-- begin --

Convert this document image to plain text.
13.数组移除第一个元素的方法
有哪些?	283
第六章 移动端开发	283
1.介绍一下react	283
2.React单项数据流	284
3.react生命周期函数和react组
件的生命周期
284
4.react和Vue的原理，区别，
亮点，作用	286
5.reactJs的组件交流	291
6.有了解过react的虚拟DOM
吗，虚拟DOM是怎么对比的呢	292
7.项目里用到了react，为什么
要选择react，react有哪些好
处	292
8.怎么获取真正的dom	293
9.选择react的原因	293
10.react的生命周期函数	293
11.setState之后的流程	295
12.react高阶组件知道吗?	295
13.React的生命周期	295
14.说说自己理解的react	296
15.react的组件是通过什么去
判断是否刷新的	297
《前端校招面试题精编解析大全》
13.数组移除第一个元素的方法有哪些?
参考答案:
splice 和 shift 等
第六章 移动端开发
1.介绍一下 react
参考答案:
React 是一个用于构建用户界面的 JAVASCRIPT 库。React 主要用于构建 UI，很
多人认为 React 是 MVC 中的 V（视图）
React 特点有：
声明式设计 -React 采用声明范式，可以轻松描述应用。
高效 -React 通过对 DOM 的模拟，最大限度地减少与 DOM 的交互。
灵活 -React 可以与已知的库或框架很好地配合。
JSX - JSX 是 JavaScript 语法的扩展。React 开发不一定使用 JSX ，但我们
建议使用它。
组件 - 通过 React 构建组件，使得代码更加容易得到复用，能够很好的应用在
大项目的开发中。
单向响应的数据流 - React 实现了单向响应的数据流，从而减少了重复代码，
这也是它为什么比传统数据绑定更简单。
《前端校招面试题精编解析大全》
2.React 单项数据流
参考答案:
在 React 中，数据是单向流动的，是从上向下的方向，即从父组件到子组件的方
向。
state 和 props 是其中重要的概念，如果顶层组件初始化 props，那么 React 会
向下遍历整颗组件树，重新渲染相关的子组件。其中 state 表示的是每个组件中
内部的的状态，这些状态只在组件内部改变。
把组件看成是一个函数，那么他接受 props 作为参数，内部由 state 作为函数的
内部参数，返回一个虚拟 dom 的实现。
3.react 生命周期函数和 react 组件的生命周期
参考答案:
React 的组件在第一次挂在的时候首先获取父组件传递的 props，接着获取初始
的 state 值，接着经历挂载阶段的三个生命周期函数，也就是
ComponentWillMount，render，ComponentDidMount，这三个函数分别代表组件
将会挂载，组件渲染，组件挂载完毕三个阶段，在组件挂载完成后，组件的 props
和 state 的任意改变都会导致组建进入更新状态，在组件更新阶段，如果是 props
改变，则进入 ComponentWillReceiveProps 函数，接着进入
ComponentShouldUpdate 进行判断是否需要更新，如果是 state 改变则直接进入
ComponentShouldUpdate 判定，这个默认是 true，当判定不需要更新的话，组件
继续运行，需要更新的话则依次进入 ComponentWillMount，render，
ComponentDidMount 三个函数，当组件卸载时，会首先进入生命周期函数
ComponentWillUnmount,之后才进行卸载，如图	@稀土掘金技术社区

-- end --

Return every line above in which the string "ComponentWillMount" occurs.

ComponentWillMount，render，ComponentDidMount，这三个函数分别代表组件
继续运行，需要更新的话则依次进入 ComponentWillMount，render，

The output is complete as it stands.